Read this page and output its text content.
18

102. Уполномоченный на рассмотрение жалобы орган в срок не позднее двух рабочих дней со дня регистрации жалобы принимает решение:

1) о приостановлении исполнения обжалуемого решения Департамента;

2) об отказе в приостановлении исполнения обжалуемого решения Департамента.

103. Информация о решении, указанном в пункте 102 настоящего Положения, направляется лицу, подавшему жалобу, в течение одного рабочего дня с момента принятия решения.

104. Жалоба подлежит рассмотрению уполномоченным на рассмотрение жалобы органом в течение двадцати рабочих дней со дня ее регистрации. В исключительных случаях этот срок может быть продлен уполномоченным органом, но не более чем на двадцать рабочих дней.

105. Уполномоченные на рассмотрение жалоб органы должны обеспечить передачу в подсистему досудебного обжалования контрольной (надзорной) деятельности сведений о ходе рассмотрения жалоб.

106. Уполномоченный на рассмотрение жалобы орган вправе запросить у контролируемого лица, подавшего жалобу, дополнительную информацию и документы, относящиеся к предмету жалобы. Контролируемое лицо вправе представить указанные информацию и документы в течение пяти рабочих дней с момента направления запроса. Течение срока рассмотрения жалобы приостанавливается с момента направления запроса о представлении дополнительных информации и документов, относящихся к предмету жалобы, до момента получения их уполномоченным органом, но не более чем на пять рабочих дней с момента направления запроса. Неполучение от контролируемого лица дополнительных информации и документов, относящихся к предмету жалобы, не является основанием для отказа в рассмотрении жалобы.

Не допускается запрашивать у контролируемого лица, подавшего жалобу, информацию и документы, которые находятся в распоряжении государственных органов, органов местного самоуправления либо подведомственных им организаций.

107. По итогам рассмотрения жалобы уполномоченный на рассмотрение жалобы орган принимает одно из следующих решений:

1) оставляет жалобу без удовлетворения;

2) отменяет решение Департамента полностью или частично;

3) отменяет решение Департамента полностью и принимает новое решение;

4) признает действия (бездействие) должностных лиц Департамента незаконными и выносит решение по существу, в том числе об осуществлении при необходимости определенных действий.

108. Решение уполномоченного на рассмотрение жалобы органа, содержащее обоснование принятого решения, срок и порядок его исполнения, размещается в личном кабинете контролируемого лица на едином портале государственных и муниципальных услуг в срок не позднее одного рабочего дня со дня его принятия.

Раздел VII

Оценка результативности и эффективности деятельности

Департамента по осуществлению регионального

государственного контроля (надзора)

• • • •

Your task is to return the full listing exactly as it was given.

EXERCISE ANSWER:
Read this page and output its text content.
18

102. Уполномоченный на рассмотрение жалобы орган в срок не позднее двух рабочих дней со дня регистрации жалобы принимает решение:

1) о приостановлении исполнения обжалуемого решения Департамента;

2) об отказе в приостановлении исполнения обжалуемого решения Департамента.

103. Информация о решении, указанном в пункте 102 настоящего Положения, направляется лицу, подавшему жалобу, в течение одного рабочего дня с момента принятия решения.

104. Жалоба подлежит рассмотрению уполномоченным на рассмотрение жалобы органом в течение двадцати рабочих дней со дня ее регистрации. В исключительных случаях этот срок может быть продлен уполномоченным органом, но не более чем на двадцать рабочих дней.

105. Уполномоченные на рассмотрение жалоб органы должны обеспечить передачу в подсистему досудебного обжалования контрольной (надзорной) деятельности сведений о ходе рассмотрения жалоб.

106. Уполномоченный на рассмотрение жалобы орган вправе запросить у контролируемого лица, подавшего жалобу, дополнительную информацию и документы, относящиеся к предмету жалобы. Контролируемое лицо вправе представить указанные информацию и документы в течение пяти рабочих дней с момента направления запроса. Течение срока рассмотрения жалобы приостанавливается с момента направления запроса о представлении дополнительных информации и документов, относящихся к предмету жалобы, до момента получения их уполномоченным органом, но не более чем на пять рабочих дней с момента направления запроса. Неполучение от контролируемого лица дополнительных информации и документов, относящихся к предмету жалобы, не является основанием для отказа в рассмотрении жалобы.

Не допускается запрашивать у контролируемого лица, подавшего жалобу, информацию и документы, которые находятся в распоряжении государственных органов, органов местного самоуправления либо подведомственных им организаций.

107. По итогам рассмотрения жалобы уполномоченный на рассмотрение жалобы орган принимает одно из следующих решений:

1) оставляет жалобу без удовлетворения;

2) отменяет решение Департамента полностью или частично;

3) отменяет решение Департамента полностью и принимает новое решение;

4) признает действия (бездействие) должностных лиц Департамента незаконными и выносит решение по существу, в том числе об осуществлении при необходимости определенных действий.

108. Решение уполномоченного на рассмотрение жалобы органа, содержащее обоснование принятого решения, срок и порядок его исполнения, размещается в личном кабинете контролируемого лица на едином портале государственных и муниципальных услуг в срок не позднее одного рабочего дня со дня его принятия.

Раздел VII

Оценка результативности и эффективности деятельности

Департамента по осуществлению регионального

государственного контроля (надзора)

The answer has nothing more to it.